_What the task asks:_ Identify the lines that contain the word "JSON", then copy them.

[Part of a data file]
● ● ● ● ● ● ●
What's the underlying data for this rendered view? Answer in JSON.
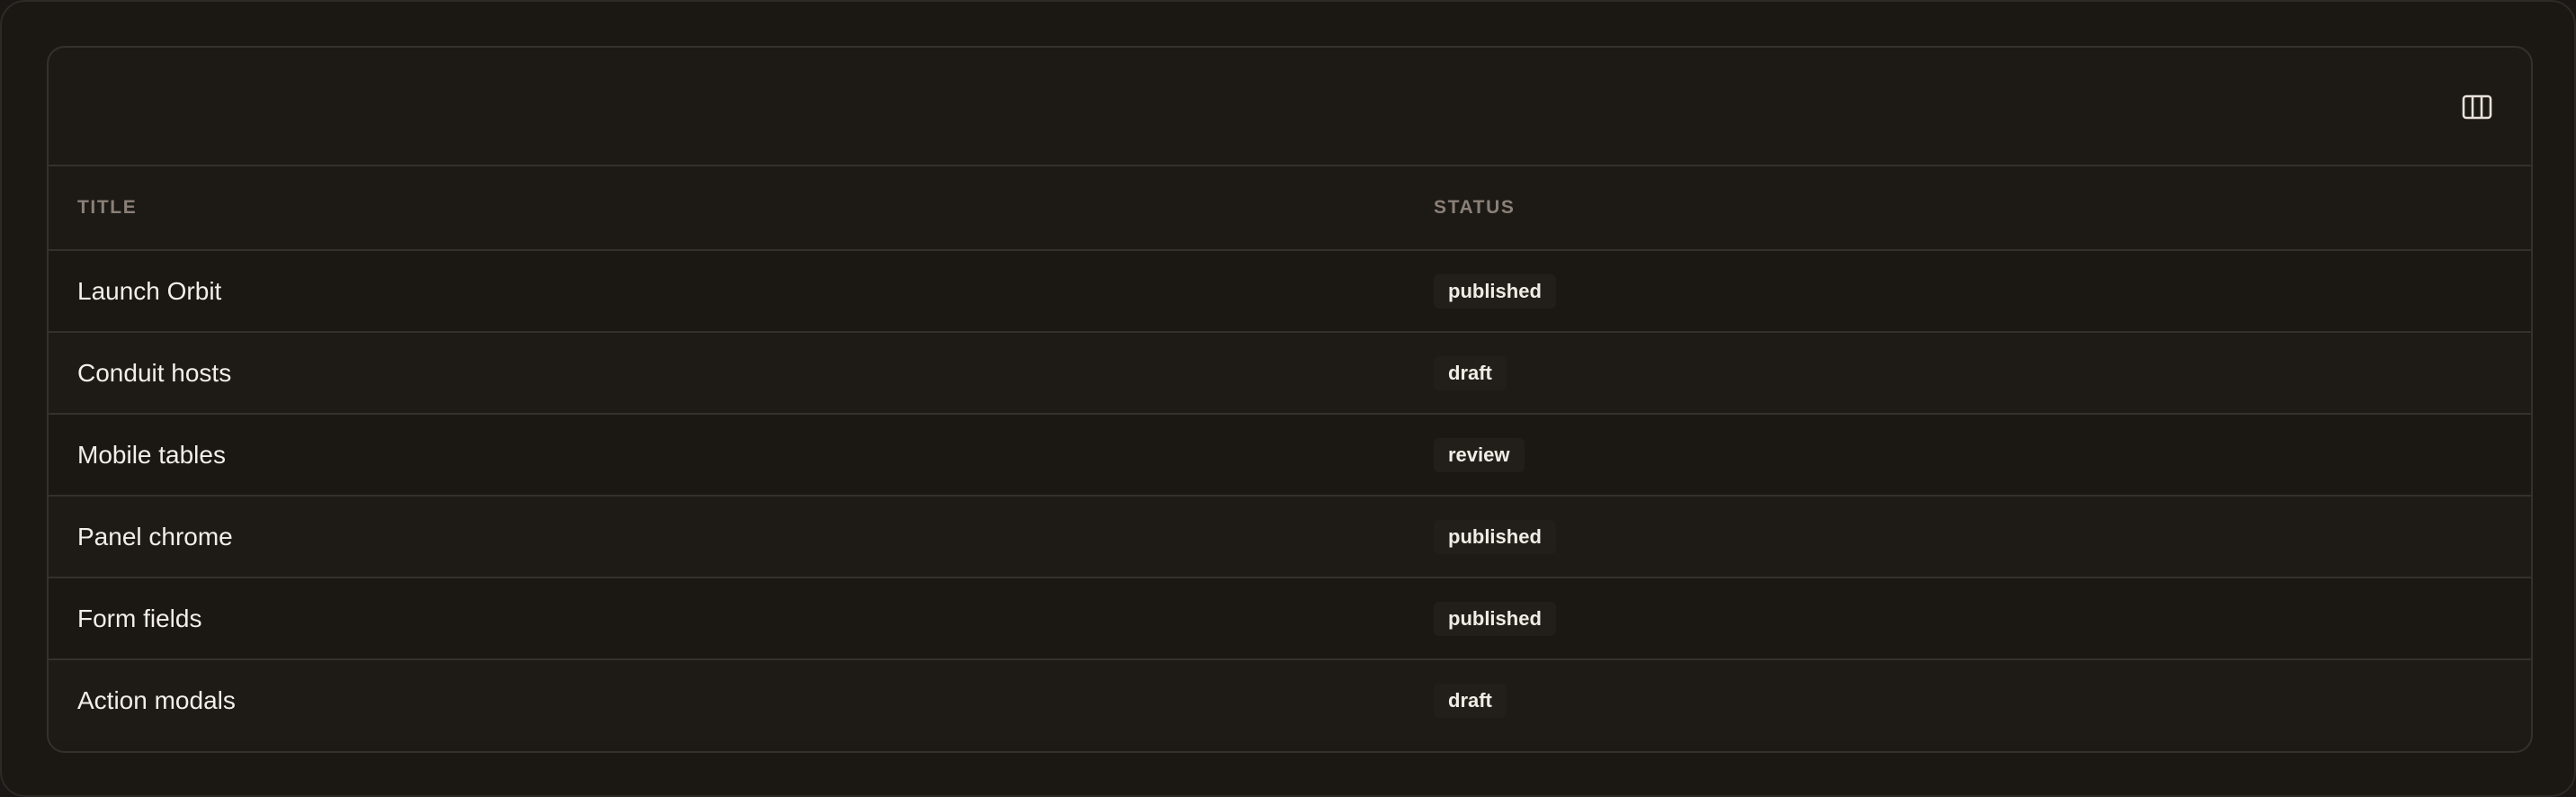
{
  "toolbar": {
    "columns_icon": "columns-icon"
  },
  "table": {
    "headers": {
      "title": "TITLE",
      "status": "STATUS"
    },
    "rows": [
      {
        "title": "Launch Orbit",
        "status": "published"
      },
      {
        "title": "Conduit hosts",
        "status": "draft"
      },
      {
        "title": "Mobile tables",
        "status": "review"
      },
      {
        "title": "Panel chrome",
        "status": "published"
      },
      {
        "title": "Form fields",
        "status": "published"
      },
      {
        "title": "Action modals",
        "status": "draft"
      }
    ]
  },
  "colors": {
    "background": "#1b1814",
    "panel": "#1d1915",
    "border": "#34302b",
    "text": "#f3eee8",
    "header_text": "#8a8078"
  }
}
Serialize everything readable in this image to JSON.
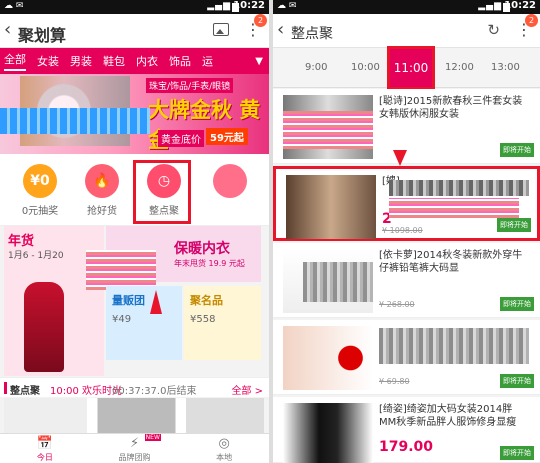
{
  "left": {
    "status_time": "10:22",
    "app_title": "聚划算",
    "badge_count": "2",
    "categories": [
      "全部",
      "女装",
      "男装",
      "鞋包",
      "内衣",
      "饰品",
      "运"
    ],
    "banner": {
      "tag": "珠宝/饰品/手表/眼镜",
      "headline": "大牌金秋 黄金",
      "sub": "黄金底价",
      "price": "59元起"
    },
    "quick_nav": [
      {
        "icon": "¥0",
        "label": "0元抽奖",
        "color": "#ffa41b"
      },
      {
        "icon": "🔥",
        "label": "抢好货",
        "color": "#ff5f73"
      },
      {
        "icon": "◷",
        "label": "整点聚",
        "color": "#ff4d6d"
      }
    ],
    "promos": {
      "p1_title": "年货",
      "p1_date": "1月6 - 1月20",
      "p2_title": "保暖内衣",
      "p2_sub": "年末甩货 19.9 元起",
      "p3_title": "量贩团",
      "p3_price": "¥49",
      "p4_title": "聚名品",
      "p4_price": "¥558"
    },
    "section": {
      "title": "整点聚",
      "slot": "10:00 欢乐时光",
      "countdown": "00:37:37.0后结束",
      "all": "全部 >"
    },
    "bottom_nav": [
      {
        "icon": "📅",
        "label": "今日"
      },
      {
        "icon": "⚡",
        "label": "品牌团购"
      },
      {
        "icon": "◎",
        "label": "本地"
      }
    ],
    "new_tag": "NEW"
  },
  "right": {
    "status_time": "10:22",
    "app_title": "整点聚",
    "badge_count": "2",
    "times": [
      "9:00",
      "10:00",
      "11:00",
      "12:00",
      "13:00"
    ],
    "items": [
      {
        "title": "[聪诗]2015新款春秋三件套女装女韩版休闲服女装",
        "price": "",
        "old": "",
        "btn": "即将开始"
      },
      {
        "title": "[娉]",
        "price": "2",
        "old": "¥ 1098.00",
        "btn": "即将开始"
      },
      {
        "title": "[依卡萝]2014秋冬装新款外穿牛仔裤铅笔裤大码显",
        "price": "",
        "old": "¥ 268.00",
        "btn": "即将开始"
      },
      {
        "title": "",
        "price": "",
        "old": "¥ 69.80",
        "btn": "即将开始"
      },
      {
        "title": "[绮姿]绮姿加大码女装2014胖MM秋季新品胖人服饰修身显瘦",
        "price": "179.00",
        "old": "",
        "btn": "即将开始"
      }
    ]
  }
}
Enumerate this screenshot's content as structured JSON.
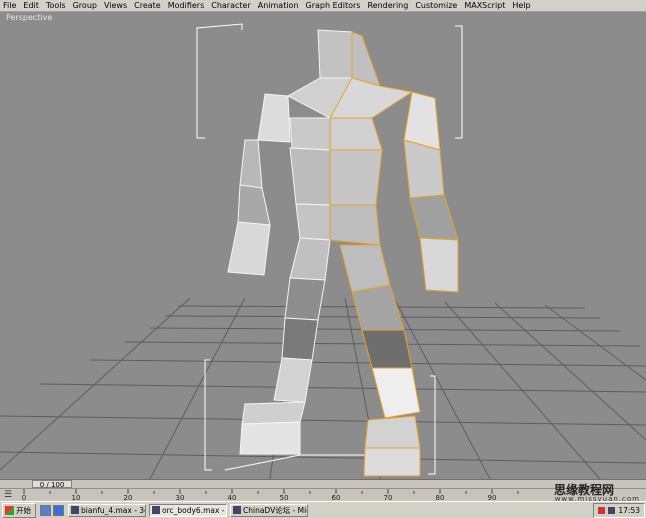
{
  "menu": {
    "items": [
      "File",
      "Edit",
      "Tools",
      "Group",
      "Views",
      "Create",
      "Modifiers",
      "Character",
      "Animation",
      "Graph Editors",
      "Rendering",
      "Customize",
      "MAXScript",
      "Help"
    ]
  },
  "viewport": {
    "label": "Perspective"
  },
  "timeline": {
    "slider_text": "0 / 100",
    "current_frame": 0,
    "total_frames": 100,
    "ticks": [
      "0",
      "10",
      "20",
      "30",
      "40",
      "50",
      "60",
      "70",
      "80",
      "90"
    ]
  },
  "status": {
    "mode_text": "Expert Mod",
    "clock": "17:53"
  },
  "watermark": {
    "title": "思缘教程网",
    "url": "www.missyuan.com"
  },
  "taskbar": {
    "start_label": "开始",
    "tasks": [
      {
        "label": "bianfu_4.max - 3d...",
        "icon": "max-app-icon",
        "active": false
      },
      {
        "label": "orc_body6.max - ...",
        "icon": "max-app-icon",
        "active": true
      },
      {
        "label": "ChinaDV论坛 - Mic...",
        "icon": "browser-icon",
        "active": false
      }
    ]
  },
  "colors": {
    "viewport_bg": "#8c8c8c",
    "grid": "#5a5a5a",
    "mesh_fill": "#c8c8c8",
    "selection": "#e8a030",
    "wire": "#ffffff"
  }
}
● ● ● ● ● ● ●
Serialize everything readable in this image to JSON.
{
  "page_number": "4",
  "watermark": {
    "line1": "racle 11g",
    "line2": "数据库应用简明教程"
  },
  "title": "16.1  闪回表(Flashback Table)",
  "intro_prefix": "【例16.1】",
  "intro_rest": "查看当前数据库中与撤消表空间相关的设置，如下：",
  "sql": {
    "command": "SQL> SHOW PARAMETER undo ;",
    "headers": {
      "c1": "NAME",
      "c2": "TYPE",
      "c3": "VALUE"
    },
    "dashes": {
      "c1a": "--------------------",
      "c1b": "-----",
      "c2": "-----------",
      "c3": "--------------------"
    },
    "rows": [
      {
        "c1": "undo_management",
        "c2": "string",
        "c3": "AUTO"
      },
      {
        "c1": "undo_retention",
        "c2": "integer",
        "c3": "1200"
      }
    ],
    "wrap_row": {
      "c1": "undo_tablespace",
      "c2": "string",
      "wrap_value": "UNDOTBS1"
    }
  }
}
● ● ● ● ● ● ●
_Solution to this problem:_
What's the underlying data for this rendered view? Answer in JSON.
Serialize everything readable in this image to JSON.
Enumerate this screenshot's content as structured JSON.
Serialize everything readable in this image to JSON.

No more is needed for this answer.